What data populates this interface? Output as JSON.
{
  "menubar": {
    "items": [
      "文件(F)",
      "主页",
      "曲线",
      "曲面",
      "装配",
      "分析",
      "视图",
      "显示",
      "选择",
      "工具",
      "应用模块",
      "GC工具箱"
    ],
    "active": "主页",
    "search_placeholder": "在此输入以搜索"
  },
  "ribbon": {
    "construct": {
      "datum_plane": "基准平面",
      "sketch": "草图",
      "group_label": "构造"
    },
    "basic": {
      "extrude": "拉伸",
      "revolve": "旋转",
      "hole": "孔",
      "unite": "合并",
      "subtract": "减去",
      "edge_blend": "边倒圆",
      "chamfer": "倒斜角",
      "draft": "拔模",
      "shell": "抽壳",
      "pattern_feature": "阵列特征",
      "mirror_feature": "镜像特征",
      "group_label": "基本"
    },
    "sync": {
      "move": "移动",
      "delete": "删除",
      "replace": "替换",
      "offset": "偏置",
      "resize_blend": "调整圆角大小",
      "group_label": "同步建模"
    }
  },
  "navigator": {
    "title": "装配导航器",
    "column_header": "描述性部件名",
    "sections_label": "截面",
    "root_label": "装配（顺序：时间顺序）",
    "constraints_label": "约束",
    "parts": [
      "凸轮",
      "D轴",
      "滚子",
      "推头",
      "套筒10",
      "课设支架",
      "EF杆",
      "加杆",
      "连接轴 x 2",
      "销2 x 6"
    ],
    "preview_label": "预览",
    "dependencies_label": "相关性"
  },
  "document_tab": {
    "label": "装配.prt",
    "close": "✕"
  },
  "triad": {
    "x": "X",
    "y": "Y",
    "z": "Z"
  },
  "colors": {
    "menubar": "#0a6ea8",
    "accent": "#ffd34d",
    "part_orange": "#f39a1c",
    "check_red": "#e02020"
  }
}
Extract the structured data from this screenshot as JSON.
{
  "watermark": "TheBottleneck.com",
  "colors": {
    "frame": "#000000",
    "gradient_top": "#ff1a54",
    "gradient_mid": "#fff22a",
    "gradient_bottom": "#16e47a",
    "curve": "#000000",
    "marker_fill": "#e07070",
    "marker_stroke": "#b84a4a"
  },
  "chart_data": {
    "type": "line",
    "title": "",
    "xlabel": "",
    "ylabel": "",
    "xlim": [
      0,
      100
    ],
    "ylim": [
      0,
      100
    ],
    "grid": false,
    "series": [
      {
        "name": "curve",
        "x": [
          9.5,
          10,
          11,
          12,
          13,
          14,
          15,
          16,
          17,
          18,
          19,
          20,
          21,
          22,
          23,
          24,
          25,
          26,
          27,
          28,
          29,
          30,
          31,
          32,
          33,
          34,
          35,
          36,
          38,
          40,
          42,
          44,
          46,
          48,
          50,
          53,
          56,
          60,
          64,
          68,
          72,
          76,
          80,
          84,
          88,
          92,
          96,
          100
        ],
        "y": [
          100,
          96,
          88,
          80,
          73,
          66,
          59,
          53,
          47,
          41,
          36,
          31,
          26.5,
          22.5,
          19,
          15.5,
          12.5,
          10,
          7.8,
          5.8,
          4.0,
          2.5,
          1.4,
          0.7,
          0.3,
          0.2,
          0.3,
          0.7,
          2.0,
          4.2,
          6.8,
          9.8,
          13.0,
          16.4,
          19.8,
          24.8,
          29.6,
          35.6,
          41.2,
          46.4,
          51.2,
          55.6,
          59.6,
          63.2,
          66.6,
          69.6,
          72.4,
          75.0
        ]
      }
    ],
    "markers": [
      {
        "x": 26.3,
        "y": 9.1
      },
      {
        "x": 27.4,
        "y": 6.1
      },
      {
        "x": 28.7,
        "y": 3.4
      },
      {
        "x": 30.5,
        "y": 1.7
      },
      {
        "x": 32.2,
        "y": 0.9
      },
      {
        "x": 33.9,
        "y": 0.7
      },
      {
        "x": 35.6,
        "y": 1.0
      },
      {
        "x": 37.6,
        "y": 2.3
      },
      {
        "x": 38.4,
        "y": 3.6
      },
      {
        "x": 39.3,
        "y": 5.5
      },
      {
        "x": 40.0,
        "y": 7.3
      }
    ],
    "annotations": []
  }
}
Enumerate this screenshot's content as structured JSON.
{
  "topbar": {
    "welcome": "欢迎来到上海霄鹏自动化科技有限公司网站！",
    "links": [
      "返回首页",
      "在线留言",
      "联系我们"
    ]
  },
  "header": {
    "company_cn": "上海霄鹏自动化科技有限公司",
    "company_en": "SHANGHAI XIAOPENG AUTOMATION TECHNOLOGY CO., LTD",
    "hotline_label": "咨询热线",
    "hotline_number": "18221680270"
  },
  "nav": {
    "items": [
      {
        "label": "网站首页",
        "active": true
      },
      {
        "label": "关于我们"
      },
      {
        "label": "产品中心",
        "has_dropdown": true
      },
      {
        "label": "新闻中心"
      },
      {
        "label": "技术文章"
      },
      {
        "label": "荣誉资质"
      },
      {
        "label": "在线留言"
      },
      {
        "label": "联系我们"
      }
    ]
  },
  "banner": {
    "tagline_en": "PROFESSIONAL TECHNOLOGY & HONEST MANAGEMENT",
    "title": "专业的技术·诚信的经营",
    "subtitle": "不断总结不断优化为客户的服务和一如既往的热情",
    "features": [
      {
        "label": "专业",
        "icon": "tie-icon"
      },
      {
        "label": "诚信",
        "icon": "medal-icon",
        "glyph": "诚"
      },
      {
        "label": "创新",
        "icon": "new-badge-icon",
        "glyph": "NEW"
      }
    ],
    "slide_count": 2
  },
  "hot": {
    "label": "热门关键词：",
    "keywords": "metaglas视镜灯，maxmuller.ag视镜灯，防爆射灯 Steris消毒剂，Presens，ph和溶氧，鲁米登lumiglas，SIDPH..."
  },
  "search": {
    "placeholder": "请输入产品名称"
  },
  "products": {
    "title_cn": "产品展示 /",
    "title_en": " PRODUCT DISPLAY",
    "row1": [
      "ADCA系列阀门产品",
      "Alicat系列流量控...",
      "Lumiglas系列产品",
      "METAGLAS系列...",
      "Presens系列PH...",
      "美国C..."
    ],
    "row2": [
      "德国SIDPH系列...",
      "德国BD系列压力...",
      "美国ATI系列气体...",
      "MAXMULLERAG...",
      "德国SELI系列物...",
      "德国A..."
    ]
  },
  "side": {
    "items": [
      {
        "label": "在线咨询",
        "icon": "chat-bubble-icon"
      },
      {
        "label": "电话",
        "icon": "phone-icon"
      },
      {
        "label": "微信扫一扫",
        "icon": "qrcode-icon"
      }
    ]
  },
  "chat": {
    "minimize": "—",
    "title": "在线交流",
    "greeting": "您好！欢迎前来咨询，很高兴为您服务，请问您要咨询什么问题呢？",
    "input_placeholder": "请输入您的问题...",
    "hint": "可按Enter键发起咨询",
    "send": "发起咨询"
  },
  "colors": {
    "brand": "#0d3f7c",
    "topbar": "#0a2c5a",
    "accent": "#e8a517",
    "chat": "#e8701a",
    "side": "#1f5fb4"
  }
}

====================

## What the task requires
Copy all of the data exactly.

## Solution
What data populates this interface? Output as JSON.
{
  "menubar": {
    "items": [
      "文件(F)",
      "主页",
      "曲线",
      "曲面",
      "装配",
      "分析",
      "视图",
      "显示",
      "选择",
      "工具",
      "应用模块",
      "GC工具箱"
    ],
    "active": "主页",
    "search_placeholder": "在此输入以搜索"
  },
  "ribbon": {
    "construct": {
      "datum_plane": "基准平面",
      "sketch": "草图",
      "group_label": "构造"
    },
    "basic": {
      "extrude": "拉伸",
      "revolve": "旋转",
      "hole": "孔",
      "unite": "合并",
      "subtract": "减去",
      "edge_blend": "边倒圆",
      "chamfer": "倒斜角",
      "draft": "拔模",
      "shell": "抽壳",
      "pattern_feature": "阵列特征",
      "mirror_feature": "镜像特征",
      "group_label": "基本"
    },
    "sync": {
      "move": "移动",
      "delete": "删除",
      "replace": "替换",
      "offset": "偏置",
      "resize_blend": "调整圆角大小",
      "group_label": "同步建模"
    }
  },
  "navigator": {
    "title": "装配导航器",
    "column_header": "描述性部件名",
    "sections_label": "截面",
    "root_label": "装配（顺序：时间顺序）",
    "constraints_label": "约束",
    "parts": [
      "凸轮",
      "D轴",
      "滚子",
      "推头",
      "套筒10",
      "课设支架",
      "EF杆",
      "加杆",
      "连接轴 x 2",
      "销2 x 6"
    ],
    "preview_label": "预览",
    "dependencies_label": "相关性"
  },
  "document_tab": {
    "label": "装配.prt",
    "close": "✕"
  },
  "triad": {
    "x": "X",
    "y": "Y",
    "z": "Z"
  },
  "colors": {
    "menubar": "#0a6ea8",
    "accent": "#ffd34d",
    "part_orange": "#f39a1c",
    "check_red": "#e02020"
  }
}
Extract the structured data from this screenshot as JSON.
{
  "watermark": "TheBottleneck.com",
  "colors": {
    "frame": "#000000",
    "gradient_top": "#ff1a54",
    "gradient_mid": "#fff22a",
    "gradient_bottom": "#16e47a",
    "curve": "#000000",
    "marker_fill": "#e07070",
    "marker_stroke": "#b84a4a"
  },
  "chart_data": {
    "type": "line",
    "title": "",
    "xlabel": "",
    "ylabel": "",
    "xlim": [
      0,
      100
    ],
    "ylim": [
      0,
      100
    ],
    "grid": false,
    "series": [
      {
        "name": "curve",
        "x": [
          9.5,
          10,
          11,
          12,
          13,
          14,
          15,
          16,
          17,
          18,
          19,
          20,
          21,
          22,
          23,
          24,
          25,
          26,
          27,
          28,
          29,
          30,
          31,
          32,
          33,
          34,
          35,
          36,
          38,
          40,
          42,
          44,
          46,
          48,
          50,
          53,
          56,
          60,
          64,
          68,
          72,
          76,
          80,
          84,
          88,
          92,
          96,
          100
        ],
        "y": [
          100,
          96,
          88,
          80,
          73,
          66,
          59,
          53,
          47,
          41,
          36,
          31,
          26.5,
          22.5,
          19,
          15.5,
          12.5,
          10,
          7.8,
          5.8,
          4.0,
          2.5,
          1.4,
          0.7,
          0.3,
          0.2,
          0.3,
          0.7,
          2.0,
          4.2,
          6.8,
          9.8,
          13.0,
          16.4,
          19.8,
          24.8,
          29.6,
          35.6,
          41.2,
          46.4,
          51.2,
          55.6,
          59.6,
          63.2,
          66.6,
          69.6,
          72.4,
          75.0
        ]
      }
    ],
    "markers": [
      {
        "x": 26.3,
        "y": 9.1
      },
      {
        "x": 27.4,
        "y": 6.1
      },
      {
        "x": 28.7,
        "y": 3.4
      },
      {
        "x": 30.5,
        "y": 1.7
      },
      {
        "x": 32.2,
        "y": 0.9
      },
      {
        "x": 33.9,
        "y": 0.7
      },
      {
        "x": 35.6,
        "y": 1.0
      },
      {
        "x": 37.6,
        "y": 2.3
      },
      {
        "x": 38.4,
        "y": 3.6
      },
      {
        "x": 39.3,
        "y": 5.5
      },
      {
        "x": 40.0,
        "y": 7.3
      }
    ],
    "annotations": []
  }
}
Enumerate this screenshot's content as structured JSON.
{
  "topbar": {
    "welcome": "欢迎来到上海霄鹏自动化科技有限公司网站！",
    "links": [
      "返回首页",
      "在线留言",
      "联系我们"
    ]
  },
  "header": {
    "company_cn": "上海霄鹏自动化科技有限公司",
    "company_en": "SHANGHAI XIAOPENG AUTOMATION TECHNOLOGY CO., LTD",
    "hotline_label": "咨询热线",
    "hotline_number": "18221680270"
  },
  "nav": {
    "items": [
      {
        "label": "网站首页",
        "active": true
      },
      {
        "label": "关于我们"
      },
      {
        "label": "产品中心",
        "has_dropdown": true
      },
      {
        "label": "新闻中心"
      },
      {
        "label": "技术文章"
      },
      {
        "label": "荣誉资质"
      },
      {
        "label": "在线留言"
      },
      {
        "label": "联系我们"
      }
    ]
  },
  "banner": {
    "tagline_en": "PROFESSIONAL TECHNOLOGY & HONEST MANAGEMENT",
    "title": "专业的技术·诚信的经营",
    "subtitle": "不断总结不断优化为客户的服务和一如既往的热情",
    "features": [
      {
        "label": "专业",
        "icon": "tie-icon"
      },
      {
        "label": "诚信",
        "icon": "medal-icon",
        "glyph": "诚"
      },
      {
        "label": "创新",
        "icon": "new-badge-icon",
        "glyph": "NEW"
      }
    ],
    "slide_count": 2
  },
  "hot": {
    "label": "热门关键词：",
    "keywords": "metaglas视镜灯，maxmuller.ag视镜灯，防爆射灯 Steris消毒剂，Presens，ph和溶氧，鲁米登lumiglas，SIDPH..."
  },
  "search": {
    "placeholder": "请输入产品名称"
  },
  "products": {
    "title_cn": "产品展示 /",
    "title_en": " PRODUCT DISPLAY",
    "row1": [
      "ADCA系列阀门产品",
      "Alicat系列流量控...",
      "Lumiglas系列产品",
      "METAGLAS系列...",
      "Presens系列PH...",
      "美国C..."
    ],
    "row2": [
      "德国SIDPH系列...",
      "德国BD系列压力...",
      "美国ATI系列气体...",
      "MAXMULLERAG...",
      "德国SELI系列物...",
      "德国A..."
    ]
  },
  "side": {
    "items": [
      {
        "label": "在线咨询",
        "icon": "chat-bubble-icon"
      },
      {
        "label": "电话",
        "icon": "phone-icon"
      },
      {
        "label": "微信扫一扫",
        "icon": "qrcode-icon"
      }
    ]
  },
  "chat": {
    "minimize": "—",
    "title": "在线交流",
    "greeting": "您好！欢迎前来咨询，很高兴为您服务，请问您要咨询什么问题呢？",
    "input_placeholder": "请输入您的问题...",
    "hint": "可按Enter键发起咨询",
    "send": "发起咨询"
  },
  "colors": {
    "brand": "#0d3f7c",
    "topbar": "#0a2c5a",
    "accent": "#e8a517",
    "chat": "#e8701a",
    "side": "#1f5fb4"
  }
}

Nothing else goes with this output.